** WHAT THIS TASK INVOLVES **
Quote every line of the material beneath this one.
- - - - -
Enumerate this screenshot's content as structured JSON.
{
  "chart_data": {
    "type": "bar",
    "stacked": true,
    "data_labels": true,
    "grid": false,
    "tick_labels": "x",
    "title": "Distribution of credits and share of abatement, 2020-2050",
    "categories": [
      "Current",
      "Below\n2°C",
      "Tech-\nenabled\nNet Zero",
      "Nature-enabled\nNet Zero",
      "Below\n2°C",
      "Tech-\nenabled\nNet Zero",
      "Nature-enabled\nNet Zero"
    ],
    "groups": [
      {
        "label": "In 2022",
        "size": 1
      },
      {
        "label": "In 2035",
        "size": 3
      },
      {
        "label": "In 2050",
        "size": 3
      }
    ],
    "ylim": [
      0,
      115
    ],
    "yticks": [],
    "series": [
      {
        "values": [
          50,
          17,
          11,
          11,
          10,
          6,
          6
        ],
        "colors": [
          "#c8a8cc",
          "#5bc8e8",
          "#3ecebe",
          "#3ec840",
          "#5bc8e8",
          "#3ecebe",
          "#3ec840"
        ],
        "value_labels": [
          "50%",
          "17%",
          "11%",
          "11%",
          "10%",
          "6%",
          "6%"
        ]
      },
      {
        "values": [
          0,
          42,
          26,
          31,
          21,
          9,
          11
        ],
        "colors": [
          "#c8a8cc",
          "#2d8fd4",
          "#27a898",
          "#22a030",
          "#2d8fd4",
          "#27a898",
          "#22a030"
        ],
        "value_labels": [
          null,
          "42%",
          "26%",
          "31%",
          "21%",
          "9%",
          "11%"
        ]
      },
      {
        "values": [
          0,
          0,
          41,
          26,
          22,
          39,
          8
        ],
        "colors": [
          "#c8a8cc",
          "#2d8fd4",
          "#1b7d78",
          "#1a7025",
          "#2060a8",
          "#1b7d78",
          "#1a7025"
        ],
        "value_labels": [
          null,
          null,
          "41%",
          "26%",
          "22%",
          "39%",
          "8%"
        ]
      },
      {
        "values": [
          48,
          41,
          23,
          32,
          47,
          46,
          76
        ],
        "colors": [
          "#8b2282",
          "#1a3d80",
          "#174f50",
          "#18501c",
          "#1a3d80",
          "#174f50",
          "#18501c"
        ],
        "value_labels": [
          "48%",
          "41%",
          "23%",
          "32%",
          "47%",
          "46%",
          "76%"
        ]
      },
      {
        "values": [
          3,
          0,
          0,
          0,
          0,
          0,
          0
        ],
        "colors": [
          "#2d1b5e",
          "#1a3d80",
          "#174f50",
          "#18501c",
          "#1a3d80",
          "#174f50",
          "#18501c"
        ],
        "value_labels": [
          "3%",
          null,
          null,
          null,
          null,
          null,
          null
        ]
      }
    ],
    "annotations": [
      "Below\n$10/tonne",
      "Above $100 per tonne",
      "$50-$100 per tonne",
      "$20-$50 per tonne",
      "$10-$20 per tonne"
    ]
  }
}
- - - - -
** ANSWER TO THIS PROBLEM **
Enumerate this screenshot's content as structured JSON.
{
  "chart_data": {
    "type": "bar",
    "stacked": true,
    "data_labels": true,
    "grid": false,
    "tick_labels": "x",
    "title": "Distribution of credits and share of abatement, 2020-2050",
    "categories": [
      "Current",
      "Below\n2°C",
      "Tech-\nenabled\nNet Zero",
      "Nature-enabled\nNet Zero",
      "Below\n2°C",
      "Tech-\nenabled\nNet Zero",
      "Nature-enabled\nNet Zero"
    ],
    "groups": [
      {
        "label": "In 2022",
        "size": 1
      },
      {
        "label": "In 2035",
        "size": 3
      },
      {
        "label": "In 2050",
        "size": 3
      }
    ],
    "ylim": [
      0,
      115
    ],
    "yticks": [],
    "series": [
      {
        "values": [
          50,
          17,
          11,
          11,
          10,
          6,
          6
        ],
        "colors": [
          "#c8a8cc",
          "#5bc8e8",
          "#3ecebe",
          "#3ec840",
          "#5bc8e8",
          "#3ecebe",
          "#3ec840"
        ],
        "value_labels": [
          "50%",
          "17%",
          "11%",
          "11%",
          "10%",
          "6%",
          "6%"
        ]
      },
      {
        "values": [
          0,
          42,
          26,
          31,
          21,
          9,
          11
        ],
        "colors": [
          "#c8a8cc",
          "#2d8fd4",
          "#27a898",
          "#22a030",
          "#2d8fd4",
          "#27a898",
          "#22a030"
        ],
        "value_labels": [
          null,
          "42%",
          "26%",
          "31%",
          "21%",
          "9%",
          "11%"
        ]
      },
      {
        "values": [
          0,
          0,
          41,
          26,
          22,
          39,
          8
        ],
        "colors": [
          "#c8a8cc",
          "#2d8fd4",
          "#1b7d78",
          "#1a7025",
          "#2060a8",
          "#1b7d78",
          "#1a7025"
        ],
        "value_labels": [
          null,
          null,
          "41%",
          "26%",
          "22%",
          "39%",
          "8%"
        ]
      },
      {
        "values": [
          48,
          41,
          23,
          32,
          47,
          46,
          76
        ],
        "colors": [
          "#8b2282",
          "#1a3d80",
          "#174f50",
          "#18501c",
          "#1a3d80",
          "#174f50",
          "#18501c"
        ],
        "value_labels": [
          "48%",
          "41%",
          "23%",
          "32%",
          "47%",
          "46%",
          "76%"
        ]
      },
      {
        "values": [
          3,
          0,
          0,
          0,
          0,
          0,
          0
        ],
        "colors": [
          "#2d1b5e",
          "#1a3d80",
          "#174f50",
          "#18501c",
          "#1a3d80",
          "#174f50",
          "#18501c"
        ],
        "value_labels": [
          "3%",
          null,
          null,
          null,
          null,
          null,
          null
        ]
      }
    ],
    "annotations": [
      "Below\n$10/tonne",
      "Above $100 per tonne",
      "$50-$100 per tonne",
      "$20-$50 per tonne",
      "$10-$20 per tonne"
    ]
  }
}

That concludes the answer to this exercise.